What the exercise asks -> Answer with a number only: how many lines of the data contain "target"?

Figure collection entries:
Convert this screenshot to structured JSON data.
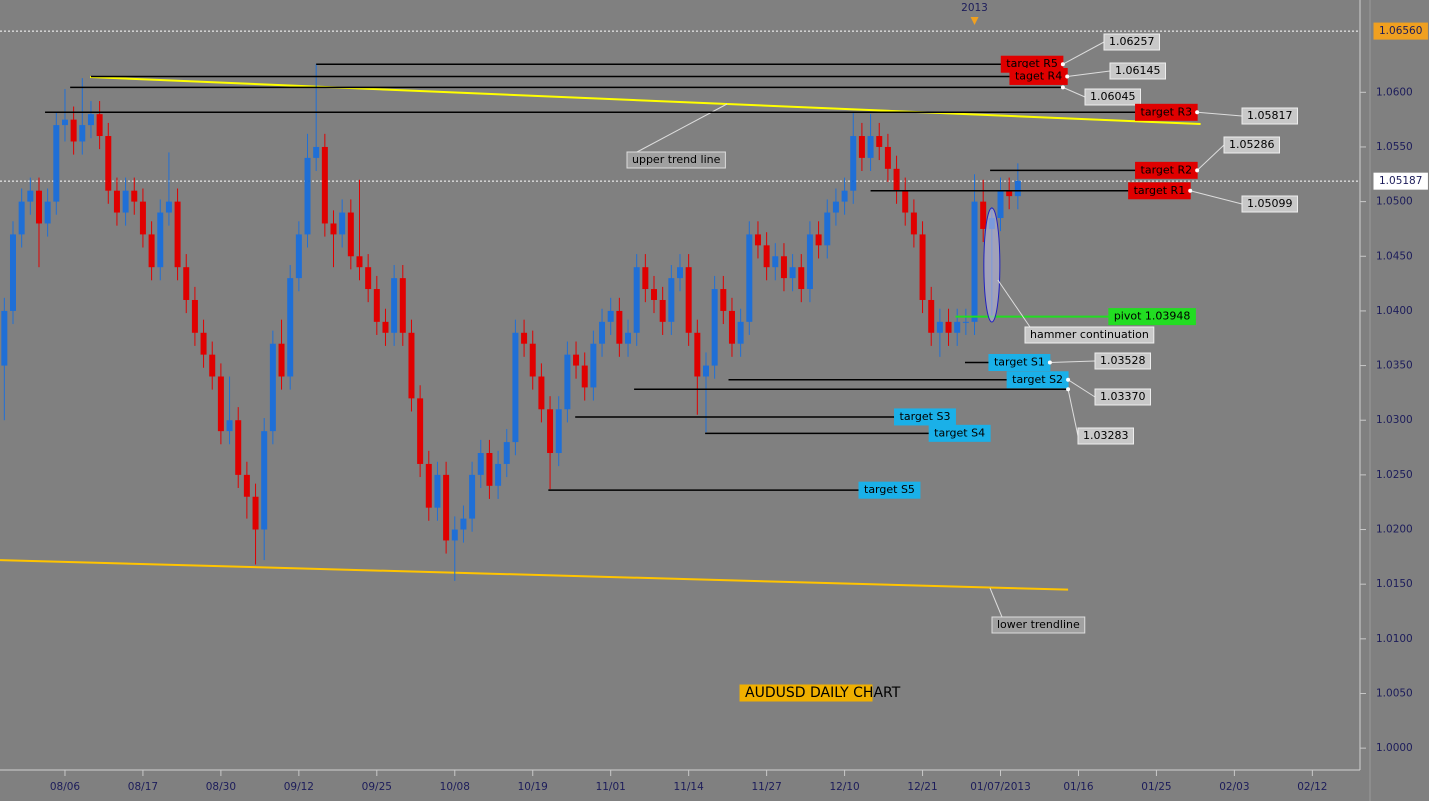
{
  "chart_data": {
    "type": "candlestick",
    "title": "AUDUSD DAILY CHART",
    "up_color": "#1f6fd6",
    "down_color": "#e00000",
    "open": [
      1.035,
      1.04,
      1.047,
      1.05,
      1.051,
      1.048,
      1.05,
      1.057,
      1.0575,
      1.0555,
      1.057,
      1.058,
      1.056,
      1.051,
      1.049,
      1.051,
      1.05,
      1.047,
      1.044,
      1.049,
      1.05,
      1.044,
      1.041,
      1.038,
      1.036,
      1.034,
      1.029,
      1.03,
      1.025,
      1.023,
      1.02,
      1.029,
      1.037,
      1.034,
      1.043,
      1.047,
      1.054,
      1.055,
      1.048,
      1.047,
      1.049,
      1.045,
      1.044,
      1.042,
      1.039,
      1.038,
      1.043,
      1.038,
      1.032,
      1.026,
      1.022,
      1.025,
      1.019,
      1.02,
      1.021,
      1.025,
      1.027,
      1.024,
      1.026,
      1.028,
      1.038,
      1.037,
      1.034,
      1.031,
      1.027,
      1.031,
      1.036,
      1.035,
      1.033,
      1.037,
      1.039,
      1.04,
      1.037,
      1.038,
      1.044,
      1.042,
      1.041,
      1.039,
      1.043,
      1.044,
      1.038,
      1.034,
      1.035,
      1.042,
      1.04,
      1.037,
      1.039,
      1.047,
      1.046,
      1.044,
      1.045,
      1.043,
      1.044,
      1.042,
      1.047,
      1.046,
      1.049,
      1.05,
      1.051,
      1.056,
      1.054,
      1.056,
      1.055,
      1.053,
      1.051,
      1.049,
      1.047,
      1.041,
      1.038,
      1.039,
      1.038,
      1.039,
      1.039,
      1.05,
      1.0475,
      1.0485,
      1.051,
      1.0505
    ],
    "high": [
      1.0412,
      1.0482,
      1.0512,
      1.0522,
      1.0522,
      1.0512,
      1.0582,
      1.0603,
      1.0587,
      1.0613,
      1.0592,
      1.0592,
      1.0572,
      1.0522,
      1.0522,
      1.0522,
      1.0512,
      1.0482,
      1.0502,
      1.0545,
      1.0512,
      1.0452,
      1.0422,
      1.0392,
      1.0372,
      1.0352,
      1.034,
      1.0312,
      1.0262,
      1.0242,
      1.0302,
      1.0382,
      1.0392,
      1.0442,
      1.0482,
      1.0562,
      1.0626,
      1.0562,
      1.0492,
      1.0502,
      1.0502,
      1.052,
      1.0452,
      1.0432,
      1.0402,
      1.0442,
      1.0442,
      1.0392,
      1.0332,
      1.0272,
      1.0262,
      1.0262,
      1.0212,
      1.0222,
      1.0262,
      1.0282,
      1.0282,
      1.0272,
      1.0292,
      1.0392,
      1.0392,
      1.0382,
      1.0352,
      1.0322,
      1.0322,
      1.0372,
      1.0372,
      1.0362,
      1.0382,
      1.0402,
      1.0412,
      1.0412,
      1.0392,
      1.0452,
      1.0452,
      1.0432,
      1.0422,
      1.0442,
      1.0452,
      1.0452,
      1.0392,
      1.0362,
      1.0432,
      1.0432,
      1.0412,
      1.0402,
      1.0482,
      1.0482,
      1.0472,
      1.0462,
      1.0462,
      1.0452,
      1.0452,
      1.0482,
      1.0482,
      1.0502,
      1.0512,
      1.0522,
      1.0582,
      1.0572,
      1.058,
      1.0572,
      1.0562,
      1.0542,
      1.0522,
      1.0502,
      1.0482,
      1.0422,
      1.0402,
      1.0402,
      1.0402,
      1.0402,
      1.0525,
      1.052,
      1.0495,
      1.0522,
      1.0522,
      1.0535
    ],
    "low": [
      1.03,
      1.0388,
      1.0458,
      1.0488,
      1.044,
      1.0468,
      1.0488,
      1.0555,
      1.0543,
      1.0543,
      1.0558,
      1.0548,
      1.0498,
      1.0478,
      1.0478,
      1.0488,
      1.0458,
      1.0428,
      1.0428,
      1.0478,
      1.0428,
      1.0398,
      1.0368,
      1.0348,
      1.0328,
      1.0278,
      1.0278,
      1.0238,
      1.021,
      1.0168,
      1.0172,
      1.0278,
      1.0328,
      1.0328,
      1.0418,
      1.0458,
      1.0528,
      1.0468,
      1.044,
      1.0458,
      1.0438,
      1.0428,
      1.0408,
      1.0378,
      1.0368,
      1.0368,
      1.0368,
      1.0308,
      1.0248,
      1.0208,
      1.0208,
      1.0178,
      1.0153,
      1.0188,
      1.0198,
      1.0238,
      1.0228,
      1.0228,
      1.0248,
      1.0268,
      1.0358,
      1.0328,
      1.0298,
      1.0237,
      1.0258,
      1.0298,
      1.0338,
      1.0318,
      1.0318,
      1.0358,
      1.0378,
      1.0358,
      1.0358,
      1.0368,
      1.0408,
      1.0398,
      1.0378,
      1.0378,
      1.0418,
      1.0368,
      1.0305,
      1.0289,
      1.0338,
      1.0388,
      1.0358,
      1.0358,
      1.0378,
      1.0448,
      1.0428,
      1.0428,
      1.0418,
      1.0418,
      1.0408,
      1.0408,
      1.0448,
      1.0448,
      1.0478,
      1.0488,
      1.0498,
      1.0528,
      1.0528,
      1.0538,
      1.0518,
      1.0498,
      1.0478,
      1.0458,
      1.0398,
      1.0368,
      1.0358,
      1.0368,
      1.0368,
      1.0378,
      1.0378,
      1.0463,
      1.0395,
      1.0473,
      1.0493,
      1.0493
    ],
    "close": [
      1.04,
      1.047,
      1.05,
      1.051,
      1.048,
      1.05,
      1.057,
      1.0575,
      1.0555,
      1.057,
      1.058,
      1.056,
      1.051,
      1.049,
      1.051,
      1.05,
      1.047,
      1.044,
      1.049,
      1.05,
      1.044,
      1.041,
      1.038,
      1.036,
      1.034,
      1.029,
      1.03,
      1.025,
      1.023,
      1.02,
      1.029,
      1.037,
      1.034,
      1.043,
      1.047,
      1.054,
      1.055,
      1.048,
      1.047,
      1.049,
      1.045,
      1.044,
      1.042,
      1.039,
      1.038,
      1.043,
      1.038,
      1.032,
      1.026,
      1.022,
      1.025,
      1.019,
      1.02,
      1.021,
      1.025,
      1.027,
      1.024,
      1.026,
      1.028,
      1.038,
      1.037,
      1.034,
      1.031,
      1.027,
      1.031,
      1.036,
      1.035,
      1.033,
      1.037,
      1.039,
      1.04,
      1.037,
      1.038,
      1.044,
      1.042,
      1.041,
      1.039,
      1.043,
      1.044,
      1.038,
      1.034,
      1.035,
      1.042,
      1.04,
      1.037,
      1.039,
      1.047,
      1.046,
      1.044,
      1.045,
      1.043,
      1.044,
      1.042,
      1.047,
      1.046,
      1.049,
      1.05,
      1.051,
      1.056,
      1.054,
      1.056,
      1.055,
      1.053,
      1.051,
      1.049,
      1.047,
      1.041,
      1.038,
      1.039,
      1.038,
      1.039,
      1.039,
      1.05,
      1.0475,
      1.0485,
      1.051,
      1.0505,
      1.0519
    ],
    "xlim": [
      -0.5,
      156.5
    ],
    "xticks": [
      {
        "value": 7,
        "label": "08/06"
      },
      {
        "value": 16,
        "label": "08/17"
      },
      {
        "value": 25,
        "label": "08/30"
      },
      {
        "value": 34,
        "label": "09/12"
      },
      {
        "value": 43,
        "label": "09/25"
      },
      {
        "value": 52,
        "label": "10/08"
      },
      {
        "value": 61,
        "label": "10/19"
      },
      {
        "value": 70,
        "label": "11/01"
      },
      {
        "value": 79,
        "label": "11/14"
      },
      {
        "value": 88,
        "label": "11/27"
      },
      {
        "value": 97,
        "label": "12/10"
      },
      {
        "value": 106,
        "label": "12/21"
      },
      {
        "value": 115,
        "label": "01/07/2013"
      },
      {
        "value": 124,
        "label": "01/16"
      },
      {
        "value": 133,
        "label": "01/25"
      },
      {
        "value": 142,
        "label": "02/03"
      },
      {
        "value": 151,
        "label": "02/12"
      }
    ],
    "ylim": [
      0.998,
      1.0657
    ],
    "yticks": [
      {
        "value": 1,
        "label": "1.0000"
      },
      {
        "value": 1.005,
        "label": "1.0050"
      },
      {
        "value": 1.01,
        "label": "1.0100"
      },
      {
        "value": 1.015,
        "label": "1.0150"
      },
      {
        "value": 1.02,
        "label": "1.0200"
      },
      {
        "value": 1.025,
        "label": "1.0250"
      },
      {
        "value": 1.03,
        "label": "1.0300"
      },
      {
        "value": 1.035,
        "label": "1.0350"
      },
      {
        "value": 1.04,
        "label": "1.0400"
      },
      {
        "value": 1.045,
        "label": "1.0450"
      },
      {
        "value": 1.05,
        "label": "1.0500"
      },
      {
        "value": 1.055,
        "label": "1.0550"
      },
      {
        "value": 1.06,
        "label": "1.0600"
      }
    ],
    "grid": false,
    "period_marker": {
      "label": "2013",
      "x": 112
    },
    "current_price": 1.05187,
    "high_line": {
      "value": 1.0656,
      "label": "1.06560"
    },
    "levels": [
      {
        "value": 1.06257,
        "from": 36,
        "to": 122.2,
        "tag": "target R5",
        "color": "#e00000",
        "line_color": "#000000",
        "price_box": true
      },
      {
        "value": 1.06145,
        "from": 10,
        "to": 122.7,
        "tag": "taget R4",
        "color": "#e00000",
        "line_color": "#000000",
        "price_box": true
      },
      {
        "value": 1.06045,
        "from": 7.6,
        "to": 122.2,
        "line_color": "#000000",
        "price_box": true
      },
      {
        "value": 1.05817,
        "from": 4.7,
        "to": 137.7,
        "tag": "target R3",
        "color": "#e00000",
        "line_color": "#000000",
        "price_box": true
      },
      {
        "value": 1.05286,
        "from": 113.8,
        "to": 137.7,
        "tag": "target R2",
        "color": "#e00000",
        "line_color": "#000000",
        "price_box": true
      },
      {
        "value": 1.05099,
        "from": 100,
        "to": 136.9,
        "tag": "target R1",
        "color": "#e00000",
        "line_color": "#000000",
        "price_box": true
      },
      {
        "value": 1.03948,
        "from": 109.8,
        "to": 137.5,
        "tag": "pivot 1.03948",
        "color": "#22dd22",
        "line_color": "#22dd22",
        "price_box": false
      },
      {
        "value": 1.03528,
        "from": 110.9,
        "to": 120.7,
        "tag": "target S1",
        "color": "#1ab0e8",
        "line_color": "#000000",
        "price_box": true
      },
      {
        "value": 1.0337,
        "value_label": "1.03370",
        "from": 83.6,
        "to": 122.8,
        "tag": "target S2",
        "color": "#1ab0e8",
        "line_color": "#000000",
        "price_box": true
      },
      {
        "value": 1.03283,
        "from": 72.7,
        "to": 122.8,
        "line_color": "#000000",
        "price_box": true
      },
      {
        "value": 1.0303,
        "from": 65.9,
        "to": 109.8,
        "tag": "target S3",
        "color": "#1ab0e8",
        "line_color": "#000000",
        "price_box": false
      },
      {
        "value": 1.0288,
        "from": 80.9,
        "to": 113.8,
        "tag": "target S4",
        "color": "#1ab0e8",
        "line_color": "#000000",
        "price_box": false
      },
      {
        "value": 1.0236,
        "from": 62.8,
        "to": 105.7,
        "tag": "target S5",
        "color": "#1ab0e8",
        "line_color": "#000000",
        "price_box": false
      }
    ],
    "trendlines": [
      {
        "label": "upper trend line",
        "x": [
          9.9,
          138.1
        ],
        "y": [
          1.0614,
          1.0571
        ],
        "color": "#ffff00"
      },
      {
        "label": "lower trendline",
        "x": [
          -0.5,
          122.8
        ],
        "y": [
          1.0172,
          1.0145
        ],
        "color": "#ffc400"
      }
    ],
    "annotation": {
      "text": "hammer continuation",
      "x": 114,
      "y": 1.0442
    }
  }
}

Task response -> 9